** start **

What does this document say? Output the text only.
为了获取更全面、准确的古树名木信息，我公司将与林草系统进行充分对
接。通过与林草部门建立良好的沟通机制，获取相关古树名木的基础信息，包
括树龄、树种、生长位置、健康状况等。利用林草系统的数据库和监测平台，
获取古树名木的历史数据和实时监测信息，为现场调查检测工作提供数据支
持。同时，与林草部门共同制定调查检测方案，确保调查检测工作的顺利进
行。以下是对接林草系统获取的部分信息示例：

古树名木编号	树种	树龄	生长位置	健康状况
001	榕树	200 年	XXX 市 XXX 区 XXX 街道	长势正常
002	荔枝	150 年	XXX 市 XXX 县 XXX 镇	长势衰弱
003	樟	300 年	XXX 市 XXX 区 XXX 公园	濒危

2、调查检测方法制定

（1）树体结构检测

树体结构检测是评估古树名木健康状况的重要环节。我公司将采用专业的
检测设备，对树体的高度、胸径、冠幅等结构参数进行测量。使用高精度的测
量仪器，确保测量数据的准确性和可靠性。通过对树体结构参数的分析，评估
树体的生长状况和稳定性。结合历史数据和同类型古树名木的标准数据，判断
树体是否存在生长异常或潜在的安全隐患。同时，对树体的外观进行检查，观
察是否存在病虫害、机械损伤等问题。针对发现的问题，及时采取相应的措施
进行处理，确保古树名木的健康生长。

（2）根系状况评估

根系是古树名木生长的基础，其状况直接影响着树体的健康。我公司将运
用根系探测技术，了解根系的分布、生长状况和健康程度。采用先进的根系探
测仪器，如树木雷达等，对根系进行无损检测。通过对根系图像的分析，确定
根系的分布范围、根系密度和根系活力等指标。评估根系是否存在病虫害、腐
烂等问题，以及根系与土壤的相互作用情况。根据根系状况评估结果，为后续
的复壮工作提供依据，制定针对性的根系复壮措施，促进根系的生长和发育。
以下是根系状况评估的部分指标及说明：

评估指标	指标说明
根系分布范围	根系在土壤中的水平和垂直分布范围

** end **

### Exercise description:
Working from the listing above, pick out every line that has "生长位置" and copy it.

### Answer to the problem:
括树龄、树种、生长位置、健康状况等。利用林草系统的数据库和监测平台，
古树名木编号	树种	树龄	生长位置	健康状况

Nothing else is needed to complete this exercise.